## Your objective
Go through the records and extract every line with the word "type".

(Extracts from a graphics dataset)

· · · ·

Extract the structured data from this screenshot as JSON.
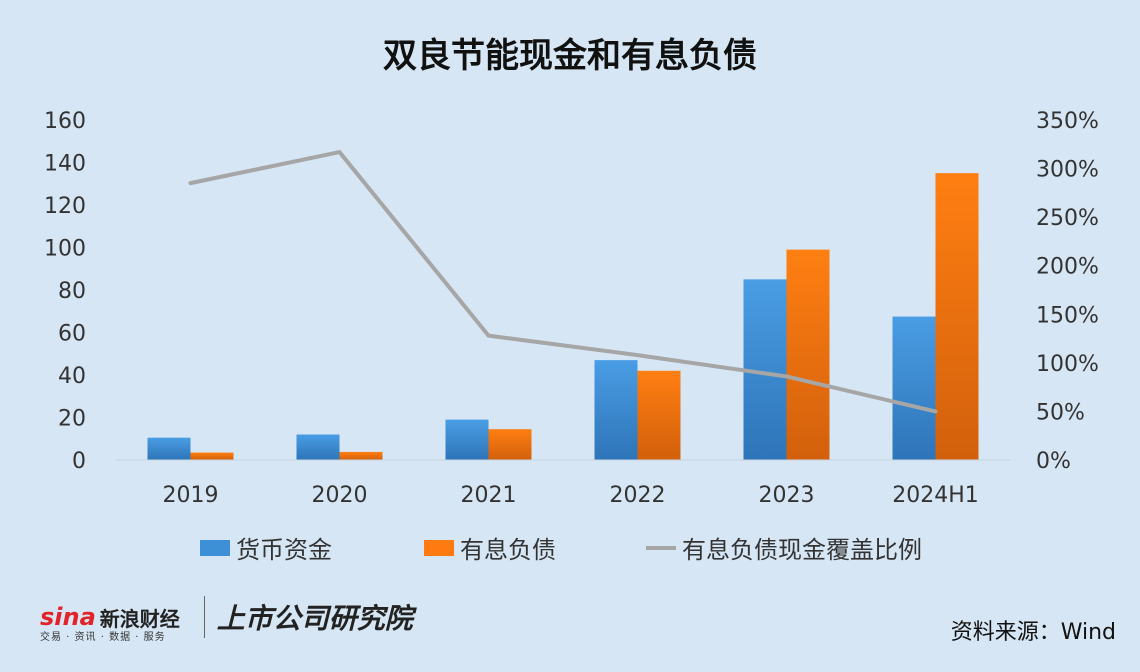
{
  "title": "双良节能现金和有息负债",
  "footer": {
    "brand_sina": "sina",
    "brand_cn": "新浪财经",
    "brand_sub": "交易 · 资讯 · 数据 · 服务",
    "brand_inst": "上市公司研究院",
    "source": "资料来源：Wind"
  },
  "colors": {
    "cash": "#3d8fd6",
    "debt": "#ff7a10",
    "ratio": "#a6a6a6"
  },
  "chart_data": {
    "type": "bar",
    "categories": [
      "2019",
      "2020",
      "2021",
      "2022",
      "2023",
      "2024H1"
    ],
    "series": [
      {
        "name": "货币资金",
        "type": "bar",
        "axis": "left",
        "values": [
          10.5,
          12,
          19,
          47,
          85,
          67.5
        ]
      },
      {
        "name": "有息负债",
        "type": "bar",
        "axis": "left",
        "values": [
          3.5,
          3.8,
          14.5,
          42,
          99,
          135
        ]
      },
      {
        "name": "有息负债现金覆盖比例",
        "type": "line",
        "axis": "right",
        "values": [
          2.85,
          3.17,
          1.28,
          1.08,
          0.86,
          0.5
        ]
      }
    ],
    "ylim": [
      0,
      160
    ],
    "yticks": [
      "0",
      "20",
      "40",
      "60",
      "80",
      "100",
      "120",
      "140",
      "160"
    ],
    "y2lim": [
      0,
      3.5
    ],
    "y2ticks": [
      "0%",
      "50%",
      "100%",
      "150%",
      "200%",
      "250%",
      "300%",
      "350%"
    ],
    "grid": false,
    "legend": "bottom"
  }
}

· · · ·

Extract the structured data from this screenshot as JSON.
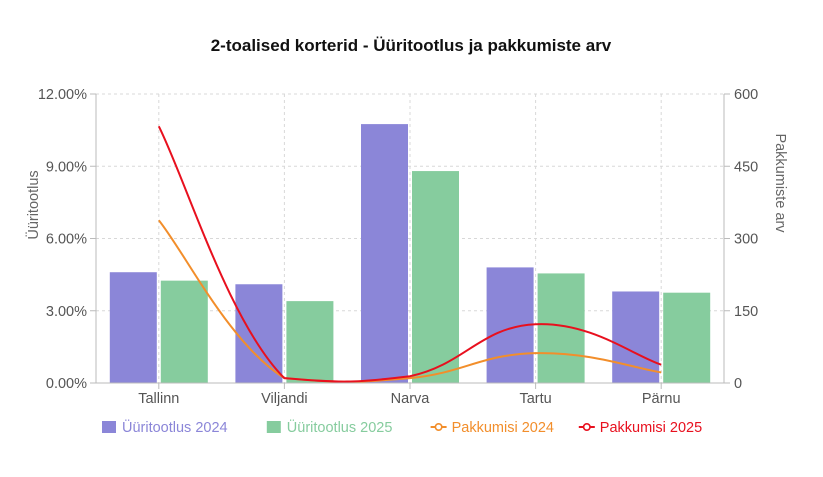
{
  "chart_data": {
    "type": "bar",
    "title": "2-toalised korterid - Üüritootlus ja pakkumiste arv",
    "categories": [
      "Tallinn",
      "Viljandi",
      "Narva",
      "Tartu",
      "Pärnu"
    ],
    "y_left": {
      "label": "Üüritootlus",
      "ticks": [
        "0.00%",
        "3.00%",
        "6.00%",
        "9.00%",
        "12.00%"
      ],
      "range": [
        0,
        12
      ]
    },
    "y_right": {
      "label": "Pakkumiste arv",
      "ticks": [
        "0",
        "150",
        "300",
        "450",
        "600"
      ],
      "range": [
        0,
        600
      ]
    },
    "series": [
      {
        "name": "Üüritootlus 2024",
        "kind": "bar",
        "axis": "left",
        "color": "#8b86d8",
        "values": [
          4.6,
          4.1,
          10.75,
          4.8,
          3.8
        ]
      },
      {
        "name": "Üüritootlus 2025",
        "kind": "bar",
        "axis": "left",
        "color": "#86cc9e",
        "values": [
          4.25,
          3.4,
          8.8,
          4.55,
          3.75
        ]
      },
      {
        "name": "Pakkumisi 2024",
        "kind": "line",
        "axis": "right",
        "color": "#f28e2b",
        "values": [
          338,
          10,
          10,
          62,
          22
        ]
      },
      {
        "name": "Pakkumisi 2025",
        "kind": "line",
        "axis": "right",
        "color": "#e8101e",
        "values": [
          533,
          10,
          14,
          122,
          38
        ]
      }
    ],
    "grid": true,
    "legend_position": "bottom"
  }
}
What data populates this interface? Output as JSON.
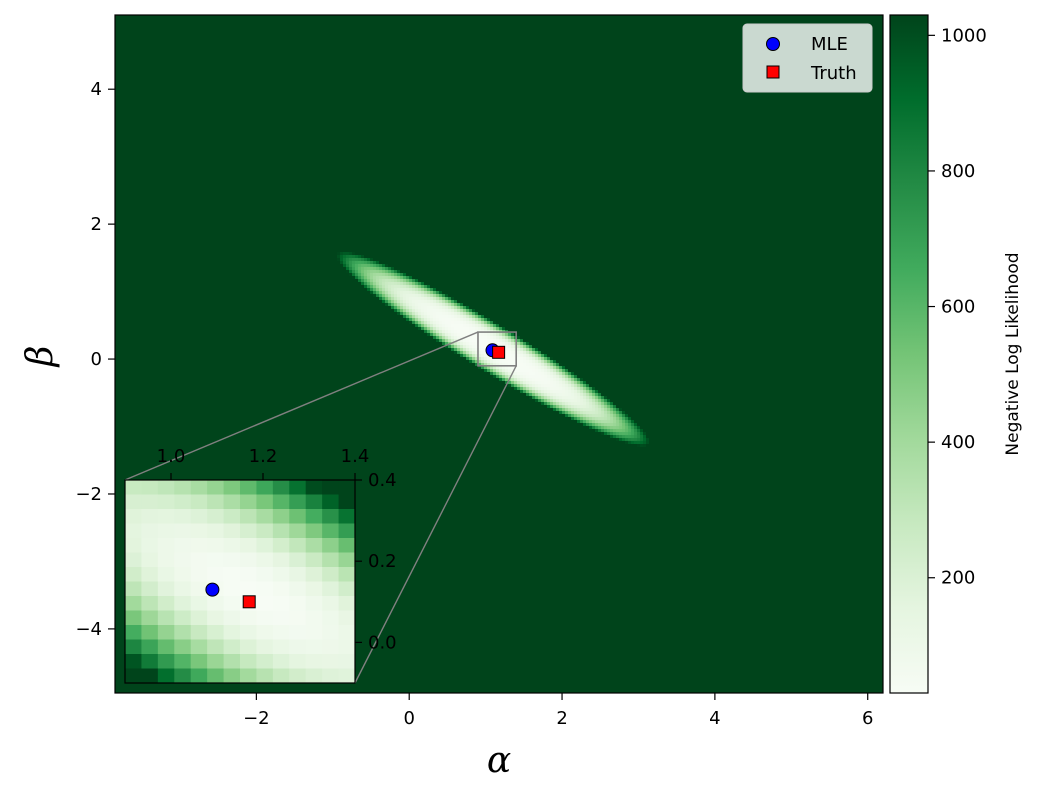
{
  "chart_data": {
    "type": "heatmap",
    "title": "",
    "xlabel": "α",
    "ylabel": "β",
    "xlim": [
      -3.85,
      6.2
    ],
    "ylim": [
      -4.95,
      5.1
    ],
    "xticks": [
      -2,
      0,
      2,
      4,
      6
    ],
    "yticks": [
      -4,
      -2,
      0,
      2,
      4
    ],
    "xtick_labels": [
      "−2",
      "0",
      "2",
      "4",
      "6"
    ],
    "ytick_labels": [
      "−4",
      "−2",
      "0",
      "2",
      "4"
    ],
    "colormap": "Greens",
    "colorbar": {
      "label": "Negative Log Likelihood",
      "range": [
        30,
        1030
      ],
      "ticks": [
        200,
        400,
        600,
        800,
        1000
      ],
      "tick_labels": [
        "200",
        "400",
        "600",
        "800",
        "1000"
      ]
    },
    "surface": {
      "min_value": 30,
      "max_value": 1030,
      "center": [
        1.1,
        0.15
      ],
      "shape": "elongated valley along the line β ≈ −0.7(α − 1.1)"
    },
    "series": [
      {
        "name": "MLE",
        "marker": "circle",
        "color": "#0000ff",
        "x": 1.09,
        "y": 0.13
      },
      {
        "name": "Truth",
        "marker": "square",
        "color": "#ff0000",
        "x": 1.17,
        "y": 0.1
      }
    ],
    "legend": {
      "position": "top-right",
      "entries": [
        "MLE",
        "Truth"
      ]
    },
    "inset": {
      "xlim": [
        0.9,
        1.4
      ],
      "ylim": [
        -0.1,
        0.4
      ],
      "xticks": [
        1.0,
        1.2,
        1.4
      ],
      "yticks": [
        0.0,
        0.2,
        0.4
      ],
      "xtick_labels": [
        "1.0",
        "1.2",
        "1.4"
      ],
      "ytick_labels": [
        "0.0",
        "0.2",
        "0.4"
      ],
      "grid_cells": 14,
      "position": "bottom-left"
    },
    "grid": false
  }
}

· · · ·

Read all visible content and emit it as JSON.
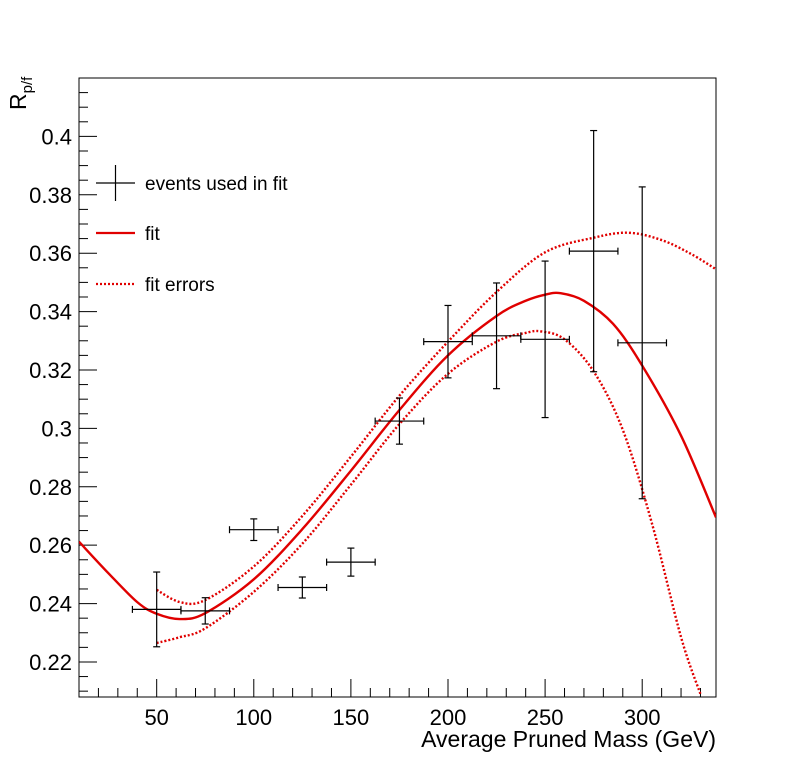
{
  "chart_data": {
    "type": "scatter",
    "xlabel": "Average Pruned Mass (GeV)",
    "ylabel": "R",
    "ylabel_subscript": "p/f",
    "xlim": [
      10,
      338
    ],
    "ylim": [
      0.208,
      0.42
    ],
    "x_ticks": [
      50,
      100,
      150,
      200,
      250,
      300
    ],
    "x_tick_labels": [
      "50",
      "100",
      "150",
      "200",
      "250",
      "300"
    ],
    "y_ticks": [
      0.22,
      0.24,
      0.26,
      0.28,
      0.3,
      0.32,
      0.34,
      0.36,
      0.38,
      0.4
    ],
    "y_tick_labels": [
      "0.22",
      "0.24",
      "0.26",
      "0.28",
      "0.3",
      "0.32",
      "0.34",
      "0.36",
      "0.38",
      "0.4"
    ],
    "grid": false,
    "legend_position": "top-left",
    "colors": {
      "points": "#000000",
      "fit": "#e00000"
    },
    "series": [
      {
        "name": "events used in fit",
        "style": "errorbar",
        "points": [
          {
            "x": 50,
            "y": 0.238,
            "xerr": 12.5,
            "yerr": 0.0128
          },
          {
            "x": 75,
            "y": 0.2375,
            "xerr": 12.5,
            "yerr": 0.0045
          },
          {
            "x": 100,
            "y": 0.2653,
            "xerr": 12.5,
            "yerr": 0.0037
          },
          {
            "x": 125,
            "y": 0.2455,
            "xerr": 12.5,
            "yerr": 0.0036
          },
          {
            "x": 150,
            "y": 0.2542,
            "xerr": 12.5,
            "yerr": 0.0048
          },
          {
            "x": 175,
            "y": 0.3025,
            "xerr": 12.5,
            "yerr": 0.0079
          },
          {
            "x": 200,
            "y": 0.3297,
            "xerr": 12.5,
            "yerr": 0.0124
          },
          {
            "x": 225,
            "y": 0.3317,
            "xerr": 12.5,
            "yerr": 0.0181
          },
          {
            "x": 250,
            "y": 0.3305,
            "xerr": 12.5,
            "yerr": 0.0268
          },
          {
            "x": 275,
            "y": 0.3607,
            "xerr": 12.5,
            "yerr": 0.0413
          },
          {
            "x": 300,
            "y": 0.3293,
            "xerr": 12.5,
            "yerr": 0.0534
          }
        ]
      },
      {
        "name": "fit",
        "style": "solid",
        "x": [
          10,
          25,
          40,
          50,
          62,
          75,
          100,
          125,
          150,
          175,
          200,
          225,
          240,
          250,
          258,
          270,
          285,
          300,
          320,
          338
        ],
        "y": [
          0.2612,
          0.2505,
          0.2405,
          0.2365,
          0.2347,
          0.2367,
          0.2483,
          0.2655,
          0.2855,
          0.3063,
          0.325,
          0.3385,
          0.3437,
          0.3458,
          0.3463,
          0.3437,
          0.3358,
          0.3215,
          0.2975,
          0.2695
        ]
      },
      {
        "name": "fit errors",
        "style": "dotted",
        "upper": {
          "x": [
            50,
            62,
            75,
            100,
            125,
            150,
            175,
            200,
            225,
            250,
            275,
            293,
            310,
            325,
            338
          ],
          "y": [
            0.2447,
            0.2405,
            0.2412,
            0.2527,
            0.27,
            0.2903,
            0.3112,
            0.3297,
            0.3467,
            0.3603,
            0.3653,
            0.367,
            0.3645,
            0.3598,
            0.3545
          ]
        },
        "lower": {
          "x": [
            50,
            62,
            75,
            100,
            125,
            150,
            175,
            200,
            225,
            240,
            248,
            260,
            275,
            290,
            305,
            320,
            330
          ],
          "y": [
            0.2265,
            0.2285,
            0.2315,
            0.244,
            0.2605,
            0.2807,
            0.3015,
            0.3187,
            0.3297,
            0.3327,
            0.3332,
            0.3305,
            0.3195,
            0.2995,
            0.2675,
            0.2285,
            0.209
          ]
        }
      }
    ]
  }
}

· · · ·

## Result of this exercise
    "type": "bar",
        "type": "bar",
        "type": "bar",
        "type": "line",
    "type": "bar",
    "type": "heatmap",
    "type": "scatter",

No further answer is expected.